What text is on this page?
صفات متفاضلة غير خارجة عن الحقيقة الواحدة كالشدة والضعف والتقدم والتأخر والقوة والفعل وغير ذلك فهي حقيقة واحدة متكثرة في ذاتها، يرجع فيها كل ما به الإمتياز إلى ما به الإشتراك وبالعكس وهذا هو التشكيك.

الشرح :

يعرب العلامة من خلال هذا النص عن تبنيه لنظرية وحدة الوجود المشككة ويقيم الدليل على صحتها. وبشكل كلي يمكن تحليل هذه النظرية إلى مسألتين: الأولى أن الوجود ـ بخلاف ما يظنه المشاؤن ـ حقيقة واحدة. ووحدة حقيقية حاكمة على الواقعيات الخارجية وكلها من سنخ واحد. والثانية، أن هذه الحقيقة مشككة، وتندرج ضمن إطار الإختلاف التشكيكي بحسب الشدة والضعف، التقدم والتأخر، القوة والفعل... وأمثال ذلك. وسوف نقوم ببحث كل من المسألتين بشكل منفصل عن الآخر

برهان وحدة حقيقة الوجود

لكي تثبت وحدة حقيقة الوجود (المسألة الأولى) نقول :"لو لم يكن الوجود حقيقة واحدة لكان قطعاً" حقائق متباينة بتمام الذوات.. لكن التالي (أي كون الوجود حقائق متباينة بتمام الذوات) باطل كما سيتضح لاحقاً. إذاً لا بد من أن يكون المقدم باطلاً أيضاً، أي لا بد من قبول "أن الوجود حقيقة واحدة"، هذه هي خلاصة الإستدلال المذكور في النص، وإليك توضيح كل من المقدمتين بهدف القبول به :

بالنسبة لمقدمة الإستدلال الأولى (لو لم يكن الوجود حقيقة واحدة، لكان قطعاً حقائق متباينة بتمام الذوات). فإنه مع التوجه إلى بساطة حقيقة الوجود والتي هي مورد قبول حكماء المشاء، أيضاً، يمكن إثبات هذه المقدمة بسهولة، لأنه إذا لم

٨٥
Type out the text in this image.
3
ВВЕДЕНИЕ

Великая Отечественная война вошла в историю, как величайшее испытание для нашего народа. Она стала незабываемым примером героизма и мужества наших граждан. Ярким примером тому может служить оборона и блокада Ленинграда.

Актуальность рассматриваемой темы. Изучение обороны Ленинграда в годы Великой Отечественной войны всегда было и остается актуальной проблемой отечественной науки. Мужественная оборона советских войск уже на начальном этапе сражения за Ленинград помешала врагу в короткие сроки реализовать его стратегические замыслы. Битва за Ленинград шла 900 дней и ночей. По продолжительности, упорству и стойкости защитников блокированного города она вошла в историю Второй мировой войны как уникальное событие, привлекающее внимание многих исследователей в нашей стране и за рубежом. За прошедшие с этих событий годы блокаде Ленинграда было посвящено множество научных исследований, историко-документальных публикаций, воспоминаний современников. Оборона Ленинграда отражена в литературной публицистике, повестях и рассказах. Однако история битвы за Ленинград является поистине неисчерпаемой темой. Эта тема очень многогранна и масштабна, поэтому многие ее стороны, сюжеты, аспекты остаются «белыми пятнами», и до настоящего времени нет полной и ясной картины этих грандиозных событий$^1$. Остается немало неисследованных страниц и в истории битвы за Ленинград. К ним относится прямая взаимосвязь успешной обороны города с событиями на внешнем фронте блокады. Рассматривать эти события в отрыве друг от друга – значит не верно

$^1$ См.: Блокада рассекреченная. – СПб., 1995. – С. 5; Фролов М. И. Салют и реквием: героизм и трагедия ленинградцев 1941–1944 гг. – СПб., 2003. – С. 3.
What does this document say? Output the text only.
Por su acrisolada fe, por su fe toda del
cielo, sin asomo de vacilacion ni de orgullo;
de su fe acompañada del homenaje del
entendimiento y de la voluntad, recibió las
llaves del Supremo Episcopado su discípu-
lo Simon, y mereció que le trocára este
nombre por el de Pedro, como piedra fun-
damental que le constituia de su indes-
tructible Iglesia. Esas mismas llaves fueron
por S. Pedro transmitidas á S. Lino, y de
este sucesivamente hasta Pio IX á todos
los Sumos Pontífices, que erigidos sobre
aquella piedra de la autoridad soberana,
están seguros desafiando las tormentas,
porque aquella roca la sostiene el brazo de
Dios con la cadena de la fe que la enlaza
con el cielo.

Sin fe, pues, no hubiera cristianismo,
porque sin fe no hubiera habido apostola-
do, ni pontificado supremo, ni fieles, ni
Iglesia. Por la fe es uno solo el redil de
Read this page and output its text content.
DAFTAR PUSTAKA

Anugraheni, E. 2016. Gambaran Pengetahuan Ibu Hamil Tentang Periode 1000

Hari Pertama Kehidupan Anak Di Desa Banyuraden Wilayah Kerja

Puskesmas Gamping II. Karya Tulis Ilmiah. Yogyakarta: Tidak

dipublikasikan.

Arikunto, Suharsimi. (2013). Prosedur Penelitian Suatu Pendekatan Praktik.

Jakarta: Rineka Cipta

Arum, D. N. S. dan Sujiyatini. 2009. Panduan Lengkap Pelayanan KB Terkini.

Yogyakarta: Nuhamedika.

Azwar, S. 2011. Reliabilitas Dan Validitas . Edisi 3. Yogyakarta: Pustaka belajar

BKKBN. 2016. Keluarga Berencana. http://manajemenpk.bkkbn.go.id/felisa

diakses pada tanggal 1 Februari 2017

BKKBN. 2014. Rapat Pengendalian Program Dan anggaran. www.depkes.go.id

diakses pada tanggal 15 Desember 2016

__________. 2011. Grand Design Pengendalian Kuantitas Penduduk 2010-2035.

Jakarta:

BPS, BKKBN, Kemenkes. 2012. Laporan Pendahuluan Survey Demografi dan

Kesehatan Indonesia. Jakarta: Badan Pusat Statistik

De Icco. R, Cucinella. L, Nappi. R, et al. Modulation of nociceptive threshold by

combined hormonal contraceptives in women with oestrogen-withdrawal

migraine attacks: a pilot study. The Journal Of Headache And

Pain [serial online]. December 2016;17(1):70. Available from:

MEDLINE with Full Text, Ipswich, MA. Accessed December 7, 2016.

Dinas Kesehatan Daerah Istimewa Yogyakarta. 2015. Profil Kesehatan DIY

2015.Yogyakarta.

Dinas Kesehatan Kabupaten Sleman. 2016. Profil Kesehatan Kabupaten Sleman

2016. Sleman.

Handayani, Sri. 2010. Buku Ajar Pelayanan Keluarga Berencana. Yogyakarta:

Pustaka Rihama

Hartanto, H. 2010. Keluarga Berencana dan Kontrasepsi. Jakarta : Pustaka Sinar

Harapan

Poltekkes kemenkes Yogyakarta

■ ■ ■ ■ ■

YOUR OBJECTIVE
Reproduce each entry above exactly, keeping every word.

FINISHED ANSWER
What text is on this page?
صفات متفاضلة غير خارجة عن الحقيقة الواحدة كالشدة والضعف والتقدم والتأخر والقوة والفعل وغير ذلك فهي حقيقة واحدة متكثرة في ذاتها، يرجع فيها كل ما به الإمتياز إلى ما به الإشتراك وبالعكس وهذا هو التشكيك.

الشرح :

يعرب العلامة من خلال هذا النص عن تبنيه لنظرية وحدة الوجود المشككة ويقيم الدليل على صحتها. وبشكل كلي يمكن تحليل هذه النظرية إلى مسألتين: الأولى أن الوجود ـ بخلاف ما يظنه المشاؤن ـ حقيقة واحدة. ووحدة حقيقية حاكمة على الواقعيات الخارجية وكلها من سنخ واحد. والثانية، أن هذه الحقيقة مشككة، وتندرج ضمن إطار الإختلاف التشكيكي بحسب الشدة والضعف، التقدم والتأخر، القوة والفعل... وأمثال ذلك. وسوف نقوم ببحث كل من المسألتين بشكل منفصل عن الآخر

برهان وحدة حقيقة الوجود

لكي تثبت وحدة حقيقة الوجود (المسألة الأولى) نقول :"لو لم يكن الوجود حقيقة واحدة لكان قطعاً" حقائق متباينة بتمام الذوات.. لكن التالي (أي كون الوجود حقائق متباينة بتمام الذوات) باطل كما سيتضح لاحقاً. إذاً لا بد من أن يكون المقدم باطلاً أيضاً، أي لا بد من قبول "أن الوجود حقيقة واحدة"، هذه هي خلاصة الإستدلال المذكور في النص، وإليك توضيح كل من المقدمتين بهدف القبول به :

بالنسبة لمقدمة الإستدلال الأولى (لو لم يكن الوجود حقيقة واحدة، لكان قطعاً حقائق متباينة بتمام الذوات). فإنه مع التوجه إلى بساطة حقيقة الوجود والتي هي مورد قبول حكماء المشاء، أيضاً، يمكن إثبات هذه المقدمة بسهولة، لأنه إذا لم

٨٥
Type out the text in this image.
3
ВВЕДЕНИЕ

Великая Отечественная война вошла в историю, как величайшее испытание для нашего народа. Она стала незабываемым примером героизма и мужества наших граждан. Ярким примером тому может служить оборона и блокада Ленинграда.

Актуальность рассматриваемой темы. Изучение обороны Ленинграда в годы Великой Отечественной войны всегда было и остается актуальной проблемой отечественной науки. Мужественная оборона советских войск уже на начальном этапе сражения за Ленинград помешала врагу в короткие сроки реализовать его стратегические замыслы. Битва за Ленинград шла 900 дней и ночей. По продолжительности, упорству и стойкости защитников блокированного города она вошла в историю Второй мировой войны как уникальное событие, привлекающее внимание многих исследователей в нашей стране и за рубежом. За прошедшие с этих событий годы блокаде Ленинграда было посвящено множество научных исследований, историко-документальных публикаций, воспоминаний современников. Оборона Ленинграда отражена в литературной публицистике, повестях и рассказах. Однако история битвы за Ленинград является поистине неисчерпаемой темой. Эта тема очень многогранна и масштабна, поэтому многие ее стороны, сюжеты, аспекты остаются «белыми пятнами», и до настоящего времени нет полной и ясной картины этих грандиозных событий$^1$. Остается немало неисследованных страниц и в истории битвы за Ленинград. К ним относится прямая взаимосвязь успешной обороны города с событиями на внешнем фронте блокады. Рассматривать эти события в отрыве друг от друга – значит не верно

$^1$ См.: Блокада рассекреченная. – СПб., 1995. – С. 5; Фролов М. И. Салют и реквием: героизм и трагедия ленинградцев 1941–1944 гг. – СПб., 2003. – С. 3.
What does this document say? Output the text only.
Por su acrisolada fe, por su fe toda del
cielo, sin asomo de vacilacion ni de orgullo;
de su fe acompañada del homenaje del
entendimiento y de la voluntad, recibió las
llaves del Supremo Episcopado su discípu-
lo Simon, y mereció que le trocára este
nombre por el de Pedro, como piedra fun-
damental que le constituia de su indes-
tructible Iglesia. Esas mismas llaves fueron
por S. Pedro transmitidas á S. Lino, y de
este sucesivamente hasta Pio IX á todos
los Sumos Pontífices, que erigidos sobre
aquella piedra de la autoridad soberana,
están seguros desafiando las tormentas,
porque aquella roca la sostiene el brazo de
Dios con la cadena de la fe que la enlaza
con el cielo.

Sin fe, pues, no hubiera cristianismo,
porque sin fe no hubiera habido apostola-
do, ni pontificado supremo, ni fieles, ni
Iglesia. Por la fe es uno solo el redil de
Read this page and output its text content.
DAFTAR PUSTAKA

Anugraheni, E. 2016. Gambaran Pengetahuan Ibu Hamil Tentang Periode 1000

Hari Pertama Kehidupan Anak Di Desa Banyuraden Wilayah Kerja

Puskesmas Gamping II. Karya Tulis Ilmiah. Yogyakarta: Tidak

dipublikasikan.

Arikunto, Suharsimi. (2013). Prosedur Penelitian Suatu Pendekatan Praktik.

Jakarta: Rineka Cipta

Arum, D. N. S. dan Sujiyatini. 2009. Panduan Lengkap Pelayanan KB Terkini.

Yogyakarta: Nuhamedika.

Azwar, S. 2011. Reliabilitas Dan Validitas . Edisi 3. Yogyakarta: Pustaka belajar

BKKBN. 2016. Keluarga Berencana. http://manajemenpk.bkkbn.go.id/felisa

diakses pada tanggal 1 Februari 2017

BKKBN. 2014. Rapat Pengendalian Program Dan anggaran. www.depkes.go.id

diakses pada tanggal 15 Desember 2016

__________. 2011. Grand Design Pengendalian Kuantitas Penduduk 2010-2035.

Jakarta:

BPS, BKKBN, Kemenkes. 2012. Laporan Pendahuluan Survey Demografi dan

Kesehatan Indonesia. Jakarta: Badan Pusat Statistik

De Icco. R, Cucinella. L, Nappi. R, et al. Modulation of nociceptive threshold by

combined hormonal contraceptives in women with oestrogen-withdrawal

migraine attacks: a pilot study. The Journal Of Headache And

Pain [serial online]. December 2016;17(1):70. Available from:

MEDLINE with Full Text, Ipswich, MA. Accessed December 7, 2016.

Dinas Kesehatan Daerah Istimewa Yogyakarta. 2015. Profil Kesehatan DIY

2015.Yogyakarta.

Dinas Kesehatan Kabupaten Sleman. 2016. Profil Kesehatan Kabupaten Sleman

2016. Sleman.

Handayani, Sri. 2010. Buku Ajar Pelayanan Keluarga Berencana. Yogyakarta:

Pustaka Rihama

Hartanto, H. 2010. Keluarga Berencana dan Kontrasepsi. Jakarta : Pustaka Sinar

Harapan

Poltekkes kemenkes Yogyakarta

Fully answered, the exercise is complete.